* Begin Data supplied *

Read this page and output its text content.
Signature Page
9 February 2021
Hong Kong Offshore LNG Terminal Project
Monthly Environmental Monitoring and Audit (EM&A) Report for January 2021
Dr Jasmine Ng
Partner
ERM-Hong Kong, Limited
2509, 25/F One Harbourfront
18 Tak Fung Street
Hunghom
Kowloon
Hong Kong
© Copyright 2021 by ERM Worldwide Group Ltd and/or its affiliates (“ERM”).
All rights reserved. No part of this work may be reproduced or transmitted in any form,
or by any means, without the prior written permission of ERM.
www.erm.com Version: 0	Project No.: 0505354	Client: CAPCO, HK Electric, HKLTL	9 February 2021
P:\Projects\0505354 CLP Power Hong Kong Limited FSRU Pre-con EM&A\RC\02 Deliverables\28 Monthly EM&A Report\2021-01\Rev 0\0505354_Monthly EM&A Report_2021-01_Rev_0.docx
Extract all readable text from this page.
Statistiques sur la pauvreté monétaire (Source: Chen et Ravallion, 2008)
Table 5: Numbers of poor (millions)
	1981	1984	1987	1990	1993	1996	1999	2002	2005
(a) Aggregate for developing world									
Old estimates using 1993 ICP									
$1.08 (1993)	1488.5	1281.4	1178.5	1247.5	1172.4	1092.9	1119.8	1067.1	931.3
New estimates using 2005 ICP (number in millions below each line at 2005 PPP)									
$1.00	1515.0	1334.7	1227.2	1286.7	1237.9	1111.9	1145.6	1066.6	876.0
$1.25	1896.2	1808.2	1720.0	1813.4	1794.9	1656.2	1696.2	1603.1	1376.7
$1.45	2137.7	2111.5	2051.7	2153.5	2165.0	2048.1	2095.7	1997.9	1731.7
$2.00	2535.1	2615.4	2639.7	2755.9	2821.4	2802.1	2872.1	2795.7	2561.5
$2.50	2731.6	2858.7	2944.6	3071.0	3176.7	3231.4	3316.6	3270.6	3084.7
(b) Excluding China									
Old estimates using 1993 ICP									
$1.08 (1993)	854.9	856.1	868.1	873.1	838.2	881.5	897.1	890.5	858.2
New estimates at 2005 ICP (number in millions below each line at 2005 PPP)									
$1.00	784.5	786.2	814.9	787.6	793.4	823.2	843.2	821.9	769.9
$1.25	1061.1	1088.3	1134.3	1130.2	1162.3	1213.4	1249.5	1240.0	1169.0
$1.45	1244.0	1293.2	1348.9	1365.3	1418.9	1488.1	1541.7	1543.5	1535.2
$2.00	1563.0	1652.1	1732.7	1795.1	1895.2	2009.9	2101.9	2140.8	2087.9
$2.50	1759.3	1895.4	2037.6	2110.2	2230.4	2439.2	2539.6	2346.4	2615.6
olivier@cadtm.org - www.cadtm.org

* End Data supplied *

■ **Short exercise**: Copy out every line where the word "estimates" occurs.

■ **Exercise result**:
Old estimates using 1993 ICP									
New estimates using 2005 ICP (number in millions below each line at 2005 PPP)									
Old estimates using 1993 ICP									
New estimates at 2005 ICP (number in millions below each line at 2005 PPP)									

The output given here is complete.